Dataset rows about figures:
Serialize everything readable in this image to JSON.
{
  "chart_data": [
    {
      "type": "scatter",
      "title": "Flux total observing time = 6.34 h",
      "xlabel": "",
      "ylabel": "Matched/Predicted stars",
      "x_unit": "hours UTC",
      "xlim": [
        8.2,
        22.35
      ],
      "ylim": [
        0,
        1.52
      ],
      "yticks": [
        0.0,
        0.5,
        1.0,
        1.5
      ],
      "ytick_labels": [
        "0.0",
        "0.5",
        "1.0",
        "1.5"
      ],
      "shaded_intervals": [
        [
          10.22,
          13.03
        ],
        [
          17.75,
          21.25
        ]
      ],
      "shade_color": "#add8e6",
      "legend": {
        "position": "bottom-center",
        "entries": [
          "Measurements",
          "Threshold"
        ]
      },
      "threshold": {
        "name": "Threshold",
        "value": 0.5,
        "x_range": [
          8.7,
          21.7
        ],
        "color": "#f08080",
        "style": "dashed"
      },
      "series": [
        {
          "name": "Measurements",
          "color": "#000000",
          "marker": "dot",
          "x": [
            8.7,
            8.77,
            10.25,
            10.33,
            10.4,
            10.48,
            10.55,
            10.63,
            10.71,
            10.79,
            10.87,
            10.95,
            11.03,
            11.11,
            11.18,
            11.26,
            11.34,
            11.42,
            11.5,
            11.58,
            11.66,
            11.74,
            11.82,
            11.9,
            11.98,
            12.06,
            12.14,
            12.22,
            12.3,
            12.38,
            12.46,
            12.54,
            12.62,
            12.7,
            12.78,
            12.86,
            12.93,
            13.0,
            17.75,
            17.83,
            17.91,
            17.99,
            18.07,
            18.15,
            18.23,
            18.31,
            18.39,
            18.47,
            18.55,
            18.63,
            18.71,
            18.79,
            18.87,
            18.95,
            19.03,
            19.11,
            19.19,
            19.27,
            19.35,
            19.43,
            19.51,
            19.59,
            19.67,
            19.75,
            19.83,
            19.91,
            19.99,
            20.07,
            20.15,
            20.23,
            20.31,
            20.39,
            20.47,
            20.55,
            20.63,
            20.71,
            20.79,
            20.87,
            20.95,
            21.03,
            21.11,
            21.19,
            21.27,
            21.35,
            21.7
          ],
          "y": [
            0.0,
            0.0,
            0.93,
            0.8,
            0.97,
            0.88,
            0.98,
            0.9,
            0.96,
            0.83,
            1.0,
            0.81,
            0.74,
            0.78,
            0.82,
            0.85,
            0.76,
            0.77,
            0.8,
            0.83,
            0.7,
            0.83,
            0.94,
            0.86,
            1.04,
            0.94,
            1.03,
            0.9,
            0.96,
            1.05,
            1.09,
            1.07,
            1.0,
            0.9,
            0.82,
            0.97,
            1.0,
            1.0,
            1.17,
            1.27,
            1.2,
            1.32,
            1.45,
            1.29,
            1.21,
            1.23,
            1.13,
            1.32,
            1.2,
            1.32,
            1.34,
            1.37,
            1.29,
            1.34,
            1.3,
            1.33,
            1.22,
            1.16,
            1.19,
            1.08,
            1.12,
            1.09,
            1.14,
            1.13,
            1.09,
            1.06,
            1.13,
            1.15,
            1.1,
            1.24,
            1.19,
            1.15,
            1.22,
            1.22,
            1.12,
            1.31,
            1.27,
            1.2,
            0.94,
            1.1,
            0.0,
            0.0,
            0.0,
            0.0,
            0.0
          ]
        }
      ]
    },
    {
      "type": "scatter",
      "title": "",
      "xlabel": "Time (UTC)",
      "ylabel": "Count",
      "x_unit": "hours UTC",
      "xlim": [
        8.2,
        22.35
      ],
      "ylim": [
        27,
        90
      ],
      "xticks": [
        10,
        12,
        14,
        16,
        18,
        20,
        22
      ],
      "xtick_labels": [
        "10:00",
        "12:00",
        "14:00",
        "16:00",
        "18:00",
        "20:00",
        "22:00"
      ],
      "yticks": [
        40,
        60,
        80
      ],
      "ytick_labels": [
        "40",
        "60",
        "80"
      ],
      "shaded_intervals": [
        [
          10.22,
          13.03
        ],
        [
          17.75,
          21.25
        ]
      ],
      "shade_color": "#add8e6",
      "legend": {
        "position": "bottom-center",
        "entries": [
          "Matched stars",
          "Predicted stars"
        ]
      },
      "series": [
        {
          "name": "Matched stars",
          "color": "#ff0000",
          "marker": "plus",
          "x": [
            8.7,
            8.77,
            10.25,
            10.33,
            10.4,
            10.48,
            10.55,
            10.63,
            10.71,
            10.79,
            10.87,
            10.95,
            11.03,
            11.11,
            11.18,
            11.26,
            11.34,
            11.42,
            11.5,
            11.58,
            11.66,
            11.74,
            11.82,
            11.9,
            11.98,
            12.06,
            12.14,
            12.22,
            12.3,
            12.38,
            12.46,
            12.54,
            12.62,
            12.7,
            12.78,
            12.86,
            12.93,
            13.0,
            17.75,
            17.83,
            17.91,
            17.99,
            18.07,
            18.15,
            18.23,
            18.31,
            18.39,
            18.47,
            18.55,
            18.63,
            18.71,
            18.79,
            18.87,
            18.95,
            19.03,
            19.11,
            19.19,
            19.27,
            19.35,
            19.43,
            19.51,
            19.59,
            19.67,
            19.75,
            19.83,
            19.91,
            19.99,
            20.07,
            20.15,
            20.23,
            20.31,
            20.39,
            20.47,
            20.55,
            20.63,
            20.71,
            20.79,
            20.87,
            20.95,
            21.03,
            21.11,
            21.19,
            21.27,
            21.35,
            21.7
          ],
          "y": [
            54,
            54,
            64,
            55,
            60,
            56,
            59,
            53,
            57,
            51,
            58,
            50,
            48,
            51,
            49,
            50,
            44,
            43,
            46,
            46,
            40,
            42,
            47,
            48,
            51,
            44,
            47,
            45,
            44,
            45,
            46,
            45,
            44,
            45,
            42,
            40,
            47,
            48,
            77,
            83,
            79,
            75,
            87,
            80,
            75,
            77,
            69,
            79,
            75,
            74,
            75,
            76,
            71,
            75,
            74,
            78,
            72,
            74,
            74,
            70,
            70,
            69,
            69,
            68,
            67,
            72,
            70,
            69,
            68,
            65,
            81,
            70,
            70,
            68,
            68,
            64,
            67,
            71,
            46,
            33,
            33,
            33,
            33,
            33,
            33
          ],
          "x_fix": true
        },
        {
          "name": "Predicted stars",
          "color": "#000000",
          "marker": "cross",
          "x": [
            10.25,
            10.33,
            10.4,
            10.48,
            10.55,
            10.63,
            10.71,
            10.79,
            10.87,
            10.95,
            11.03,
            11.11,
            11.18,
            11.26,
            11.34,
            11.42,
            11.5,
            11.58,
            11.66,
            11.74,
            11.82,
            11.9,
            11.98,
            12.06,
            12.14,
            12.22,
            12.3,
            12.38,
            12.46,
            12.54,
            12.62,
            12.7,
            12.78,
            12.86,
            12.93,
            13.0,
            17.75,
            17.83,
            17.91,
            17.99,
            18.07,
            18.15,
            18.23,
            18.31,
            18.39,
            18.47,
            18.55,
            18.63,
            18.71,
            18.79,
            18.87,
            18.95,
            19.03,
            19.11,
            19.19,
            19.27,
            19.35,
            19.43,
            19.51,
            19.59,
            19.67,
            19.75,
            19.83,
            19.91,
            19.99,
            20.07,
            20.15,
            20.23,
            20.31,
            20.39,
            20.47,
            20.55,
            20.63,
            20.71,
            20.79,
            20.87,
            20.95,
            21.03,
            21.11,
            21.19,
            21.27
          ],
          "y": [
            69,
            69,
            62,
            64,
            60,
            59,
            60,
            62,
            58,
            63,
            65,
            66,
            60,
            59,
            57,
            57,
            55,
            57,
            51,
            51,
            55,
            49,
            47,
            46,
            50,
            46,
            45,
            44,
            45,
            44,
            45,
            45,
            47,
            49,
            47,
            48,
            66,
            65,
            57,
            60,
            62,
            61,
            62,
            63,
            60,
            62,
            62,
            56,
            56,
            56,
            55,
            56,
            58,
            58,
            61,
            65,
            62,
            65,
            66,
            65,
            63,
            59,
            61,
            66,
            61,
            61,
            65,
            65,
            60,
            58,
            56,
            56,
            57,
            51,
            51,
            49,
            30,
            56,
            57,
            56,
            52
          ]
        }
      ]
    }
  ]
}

THE PROBLEM: List every line in the records above that contains the word "Matched".

EXERCISE RESPONSE:
      "ylabel": "Matched/Predicted stars",
          "Matched stars",
          "name": "Matched stars",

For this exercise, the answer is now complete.